● **PROBLEM DESCRIPTION**
Write out, without alteration, the stretch of the records from their first line through the line containing "chevron-right-icon — [774, 478, 784, 500]".

** BEGIN PROVIDED INFORMATION **

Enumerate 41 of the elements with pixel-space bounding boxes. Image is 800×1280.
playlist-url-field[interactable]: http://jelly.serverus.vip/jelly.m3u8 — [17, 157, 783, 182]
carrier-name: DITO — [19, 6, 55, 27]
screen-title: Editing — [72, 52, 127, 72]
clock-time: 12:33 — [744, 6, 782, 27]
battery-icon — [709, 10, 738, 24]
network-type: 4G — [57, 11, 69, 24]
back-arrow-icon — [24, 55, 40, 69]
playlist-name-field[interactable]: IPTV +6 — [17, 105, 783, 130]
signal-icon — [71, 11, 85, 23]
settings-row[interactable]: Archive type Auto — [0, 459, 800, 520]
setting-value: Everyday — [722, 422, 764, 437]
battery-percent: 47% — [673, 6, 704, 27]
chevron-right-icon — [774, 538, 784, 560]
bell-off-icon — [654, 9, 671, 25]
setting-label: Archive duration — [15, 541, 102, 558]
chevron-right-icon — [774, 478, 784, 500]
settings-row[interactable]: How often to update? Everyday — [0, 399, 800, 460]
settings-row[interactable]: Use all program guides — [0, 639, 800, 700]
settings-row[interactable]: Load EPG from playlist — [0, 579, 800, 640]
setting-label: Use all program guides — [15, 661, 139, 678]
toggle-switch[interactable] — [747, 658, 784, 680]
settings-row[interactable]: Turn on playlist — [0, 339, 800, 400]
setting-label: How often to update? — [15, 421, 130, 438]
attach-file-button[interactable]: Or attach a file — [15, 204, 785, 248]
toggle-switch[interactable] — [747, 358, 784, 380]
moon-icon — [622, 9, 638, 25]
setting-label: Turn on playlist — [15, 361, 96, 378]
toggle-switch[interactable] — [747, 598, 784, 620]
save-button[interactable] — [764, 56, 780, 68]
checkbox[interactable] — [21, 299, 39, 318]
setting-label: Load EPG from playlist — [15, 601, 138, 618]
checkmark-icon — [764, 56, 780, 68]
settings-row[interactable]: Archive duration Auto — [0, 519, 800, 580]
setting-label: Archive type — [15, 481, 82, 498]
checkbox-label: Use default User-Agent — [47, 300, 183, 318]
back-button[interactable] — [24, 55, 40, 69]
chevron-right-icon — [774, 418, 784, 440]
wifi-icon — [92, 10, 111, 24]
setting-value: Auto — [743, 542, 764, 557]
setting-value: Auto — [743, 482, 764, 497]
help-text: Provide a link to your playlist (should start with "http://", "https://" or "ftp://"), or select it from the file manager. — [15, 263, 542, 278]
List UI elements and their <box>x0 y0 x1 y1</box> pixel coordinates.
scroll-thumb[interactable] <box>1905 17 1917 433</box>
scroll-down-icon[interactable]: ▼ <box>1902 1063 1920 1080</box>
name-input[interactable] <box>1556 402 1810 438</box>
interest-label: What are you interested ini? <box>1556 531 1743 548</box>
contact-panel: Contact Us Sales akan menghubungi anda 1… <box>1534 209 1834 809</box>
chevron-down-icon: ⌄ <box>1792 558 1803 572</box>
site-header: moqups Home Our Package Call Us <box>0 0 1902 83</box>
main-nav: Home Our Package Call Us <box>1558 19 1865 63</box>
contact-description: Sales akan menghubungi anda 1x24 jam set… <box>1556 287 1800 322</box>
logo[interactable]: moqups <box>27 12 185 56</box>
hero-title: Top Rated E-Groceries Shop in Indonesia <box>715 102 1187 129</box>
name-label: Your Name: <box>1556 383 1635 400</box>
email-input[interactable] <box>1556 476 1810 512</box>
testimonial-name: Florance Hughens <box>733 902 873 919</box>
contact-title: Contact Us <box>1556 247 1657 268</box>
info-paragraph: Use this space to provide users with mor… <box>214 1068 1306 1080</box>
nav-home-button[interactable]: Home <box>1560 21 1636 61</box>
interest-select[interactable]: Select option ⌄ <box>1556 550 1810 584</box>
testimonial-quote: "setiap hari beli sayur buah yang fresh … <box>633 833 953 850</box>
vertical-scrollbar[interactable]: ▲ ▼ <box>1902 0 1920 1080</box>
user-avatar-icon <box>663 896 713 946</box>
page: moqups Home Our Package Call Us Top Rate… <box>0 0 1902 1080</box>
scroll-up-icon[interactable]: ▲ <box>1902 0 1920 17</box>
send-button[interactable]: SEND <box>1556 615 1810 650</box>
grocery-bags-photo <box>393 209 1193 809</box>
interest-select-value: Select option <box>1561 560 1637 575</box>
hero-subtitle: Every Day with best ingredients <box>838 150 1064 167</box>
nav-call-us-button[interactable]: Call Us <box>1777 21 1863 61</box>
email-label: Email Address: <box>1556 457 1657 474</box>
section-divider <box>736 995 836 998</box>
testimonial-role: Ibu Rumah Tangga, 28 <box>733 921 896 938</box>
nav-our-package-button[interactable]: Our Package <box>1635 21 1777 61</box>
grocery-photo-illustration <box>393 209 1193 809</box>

** END PROVIDED INFORMATION **

● **CORRECT OUTPUT**
Enumerate 41 of the elements with pixel-space bounding boxes. Image is 800×1280.
playlist-url-field[interactable]: http://jelly.serverus.vip/jelly.m3u8 — [17, 157, 783, 182]
carrier-name: DITO — [19, 6, 55, 27]
screen-title: Editing — [72, 52, 127, 72]
clock-time: 12:33 — [744, 6, 782, 27]
battery-icon — [709, 10, 738, 24]
network-type: 4G — [57, 11, 69, 24]
back-arrow-icon — [24, 55, 40, 69]
playlist-name-field[interactable]: IPTV +6 — [17, 105, 783, 130]
signal-icon — [71, 11, 85, 23]
settings-row[interactable]: Archive type Auto — [0, 459, 800, 520]
setting-value: Everyday — [722, 422, 764, 437]
battery-percent: 47% — [673, 6, 704, 27]
chevron-right-icon — [774, 538, 784, 560]
bell-off-icon — [654, 9, 671, 25]
setting-label: Archive duration — [15, 541, 102, 558]
chevron-right-icon — [774, 478, 784, 500]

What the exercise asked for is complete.